Data items ::

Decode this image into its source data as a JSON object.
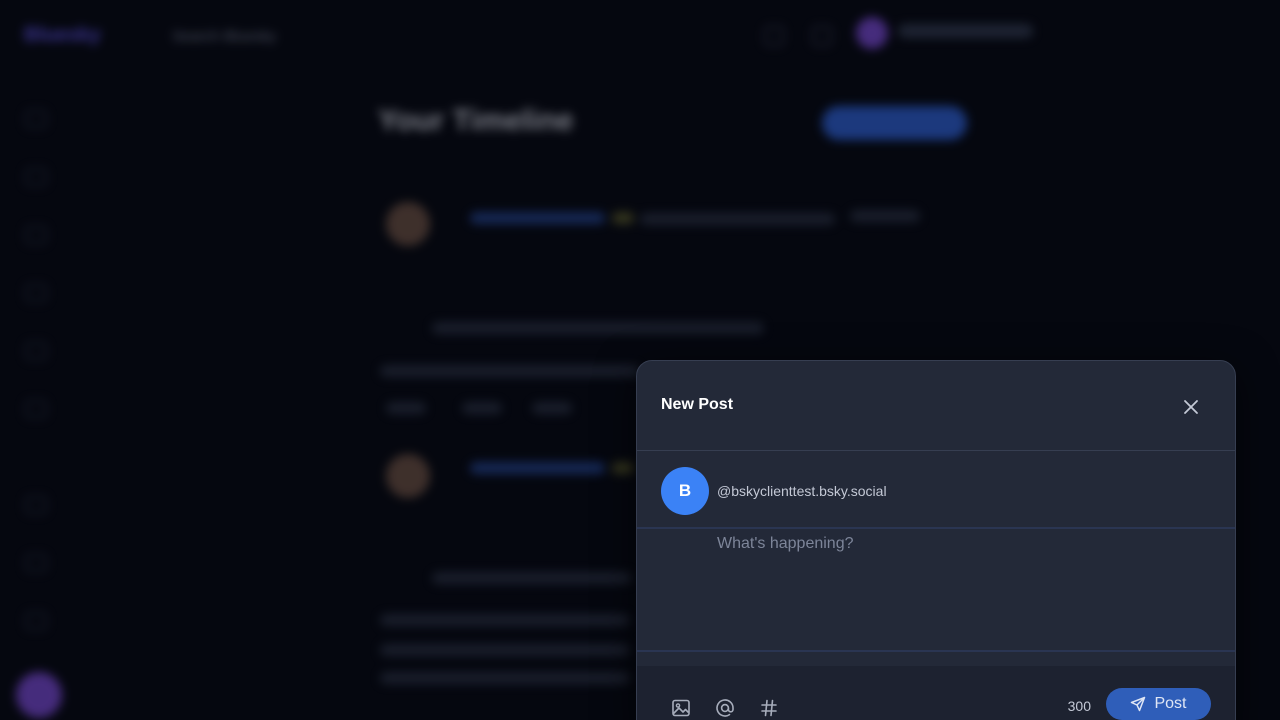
{
  "background": {
    "logo": "Bluesky",
    "search_label": "Search Bluesky",
    "page_title": "Your Timeline"
  },
  "modal": {
    "title": "New Post",
    "author": {
      "avatar_letter": "B",
      "handle": "@bskyclienttest.bsky.social"
    },
    "compose": {
      "placeholder": "What's happening?",
      "value": ""
    },
    "toolbar": {
      "char_count": "300",
      "post_label": "Post",
      "icons": [
        "image-icon",
        "mention-icon",
        "hashtag-icon"
      ]
    }
  },
  "colors": {
    "modal_bg": "#232938",
    "accent": "#3b82f6",
    "post_button": "#2f5eb9"
  }
}
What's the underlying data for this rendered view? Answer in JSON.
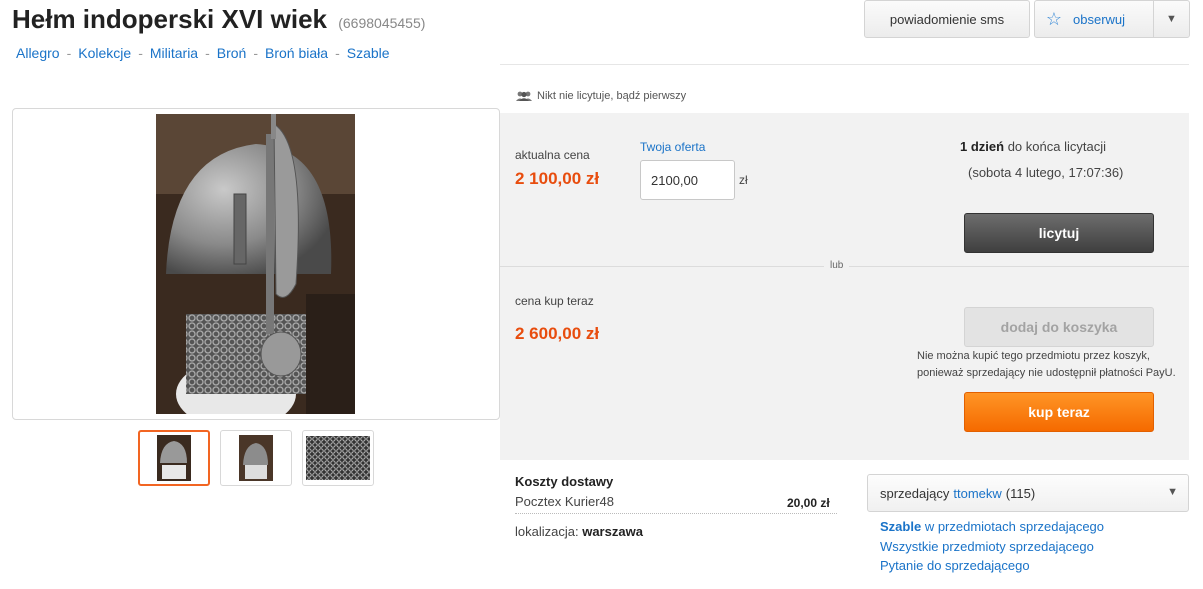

What you will do :: With the pictures left out, transcribe the material exactly.

Complete answer ::
Decode this image into its source data as a JSON object.
{
  "background": {
    "logo": "Bluesky",
    "search_label": "Search Bluesky",
    "page_title": "Your Timeline"
  },
  "modal": {
    "title": "New Post",
    "author": {
      "avatar_letter": "B",
      "handle": "@bskyclienttest.bsky.social"
    },
    "compose": {
      "placeholder": "What's happening?",
      "value": ""
    },
    "toolbar": {
      "char_count": "300",
      "post_label": "Post",
      "icons": [
        "image-icon",
        "mention-icon",
        "hashtag-icon"
      ]
    }
  },
  "colors": {
    "modal_bg": "#232938",
    "accent": "#3b82f6",
    "post_button": "#2f5eb9"
  }
}
What's the underlying data for this rendered view? Answer in JSON.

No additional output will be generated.